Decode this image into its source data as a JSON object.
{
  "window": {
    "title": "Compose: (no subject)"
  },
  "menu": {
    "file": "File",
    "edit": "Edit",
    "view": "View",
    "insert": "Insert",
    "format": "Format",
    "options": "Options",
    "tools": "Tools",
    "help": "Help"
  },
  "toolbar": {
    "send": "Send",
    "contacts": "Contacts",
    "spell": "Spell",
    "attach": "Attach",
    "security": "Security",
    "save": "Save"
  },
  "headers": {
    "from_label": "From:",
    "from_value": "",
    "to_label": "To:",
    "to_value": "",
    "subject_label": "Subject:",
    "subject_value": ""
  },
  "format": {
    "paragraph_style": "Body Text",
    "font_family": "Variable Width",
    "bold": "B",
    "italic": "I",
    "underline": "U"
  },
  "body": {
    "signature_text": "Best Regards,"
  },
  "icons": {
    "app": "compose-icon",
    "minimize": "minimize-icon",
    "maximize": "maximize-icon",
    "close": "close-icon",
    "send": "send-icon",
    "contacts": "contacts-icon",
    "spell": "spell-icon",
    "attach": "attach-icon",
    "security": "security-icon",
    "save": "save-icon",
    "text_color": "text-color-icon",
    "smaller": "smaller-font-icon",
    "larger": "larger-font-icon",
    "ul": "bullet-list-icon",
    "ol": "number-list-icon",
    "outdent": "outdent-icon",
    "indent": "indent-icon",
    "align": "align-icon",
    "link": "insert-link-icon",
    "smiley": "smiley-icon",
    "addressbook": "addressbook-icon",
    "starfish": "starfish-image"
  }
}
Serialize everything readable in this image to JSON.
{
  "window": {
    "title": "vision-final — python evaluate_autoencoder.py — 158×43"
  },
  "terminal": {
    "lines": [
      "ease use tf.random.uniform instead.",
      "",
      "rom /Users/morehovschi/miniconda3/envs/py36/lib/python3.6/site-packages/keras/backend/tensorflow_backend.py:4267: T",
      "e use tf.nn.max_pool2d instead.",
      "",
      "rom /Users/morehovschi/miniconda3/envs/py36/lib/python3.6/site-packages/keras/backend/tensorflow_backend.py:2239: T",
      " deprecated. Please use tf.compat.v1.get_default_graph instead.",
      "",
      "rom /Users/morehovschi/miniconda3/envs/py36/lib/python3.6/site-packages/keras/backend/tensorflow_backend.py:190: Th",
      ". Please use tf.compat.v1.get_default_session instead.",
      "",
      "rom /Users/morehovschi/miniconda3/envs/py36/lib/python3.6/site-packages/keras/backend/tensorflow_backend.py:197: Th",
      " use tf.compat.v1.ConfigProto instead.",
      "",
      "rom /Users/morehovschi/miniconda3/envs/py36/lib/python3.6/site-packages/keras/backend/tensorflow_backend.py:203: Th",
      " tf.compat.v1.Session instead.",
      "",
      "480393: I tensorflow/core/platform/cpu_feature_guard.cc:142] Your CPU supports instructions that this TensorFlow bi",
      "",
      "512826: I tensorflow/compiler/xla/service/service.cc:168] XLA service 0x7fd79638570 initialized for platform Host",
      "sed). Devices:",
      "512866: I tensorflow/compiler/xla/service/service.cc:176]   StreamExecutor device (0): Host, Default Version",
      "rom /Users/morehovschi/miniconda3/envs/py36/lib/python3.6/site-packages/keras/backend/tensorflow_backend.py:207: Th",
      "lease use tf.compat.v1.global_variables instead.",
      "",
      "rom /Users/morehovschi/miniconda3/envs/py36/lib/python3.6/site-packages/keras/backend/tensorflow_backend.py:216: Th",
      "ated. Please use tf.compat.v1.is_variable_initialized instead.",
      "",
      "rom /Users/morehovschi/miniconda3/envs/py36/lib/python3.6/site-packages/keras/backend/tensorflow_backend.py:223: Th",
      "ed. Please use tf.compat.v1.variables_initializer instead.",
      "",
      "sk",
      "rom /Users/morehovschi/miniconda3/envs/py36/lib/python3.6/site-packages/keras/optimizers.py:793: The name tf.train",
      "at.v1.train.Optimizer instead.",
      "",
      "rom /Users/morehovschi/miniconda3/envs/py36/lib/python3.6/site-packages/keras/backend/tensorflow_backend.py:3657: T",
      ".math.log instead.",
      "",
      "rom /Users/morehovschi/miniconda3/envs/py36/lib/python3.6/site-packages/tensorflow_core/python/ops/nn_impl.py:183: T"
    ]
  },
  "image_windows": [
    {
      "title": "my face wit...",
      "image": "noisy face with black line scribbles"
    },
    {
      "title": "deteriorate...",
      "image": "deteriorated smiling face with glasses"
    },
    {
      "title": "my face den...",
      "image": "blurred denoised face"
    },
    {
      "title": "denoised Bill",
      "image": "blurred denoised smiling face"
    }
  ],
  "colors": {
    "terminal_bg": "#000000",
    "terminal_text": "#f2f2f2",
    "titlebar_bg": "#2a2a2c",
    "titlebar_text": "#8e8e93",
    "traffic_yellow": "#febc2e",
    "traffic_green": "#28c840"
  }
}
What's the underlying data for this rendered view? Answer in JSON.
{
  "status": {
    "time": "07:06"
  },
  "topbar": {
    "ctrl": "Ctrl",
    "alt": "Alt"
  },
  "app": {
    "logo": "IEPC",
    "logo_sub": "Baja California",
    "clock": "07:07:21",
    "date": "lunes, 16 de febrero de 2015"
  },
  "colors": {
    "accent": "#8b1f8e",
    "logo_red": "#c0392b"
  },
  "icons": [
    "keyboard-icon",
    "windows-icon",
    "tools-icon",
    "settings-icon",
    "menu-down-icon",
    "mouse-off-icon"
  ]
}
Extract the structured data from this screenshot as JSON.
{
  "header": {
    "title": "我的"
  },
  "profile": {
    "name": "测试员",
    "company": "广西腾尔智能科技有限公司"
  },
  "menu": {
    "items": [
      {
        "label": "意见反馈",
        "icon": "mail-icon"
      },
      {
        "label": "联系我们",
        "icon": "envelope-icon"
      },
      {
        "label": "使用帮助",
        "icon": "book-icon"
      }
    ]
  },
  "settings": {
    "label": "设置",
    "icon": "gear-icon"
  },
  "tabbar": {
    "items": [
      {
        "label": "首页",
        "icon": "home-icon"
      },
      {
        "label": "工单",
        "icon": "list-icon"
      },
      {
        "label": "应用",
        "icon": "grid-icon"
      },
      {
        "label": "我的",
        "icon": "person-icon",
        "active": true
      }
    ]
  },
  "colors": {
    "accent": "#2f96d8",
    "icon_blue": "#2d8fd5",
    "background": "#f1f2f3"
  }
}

▬▬▬▬▬▬▬▬▬▬

◆ **TASK GOAL**: Look through the entries above and report the number of lines that contain "with". Write only the number.

◆ **SOLUTION BELOW**: 2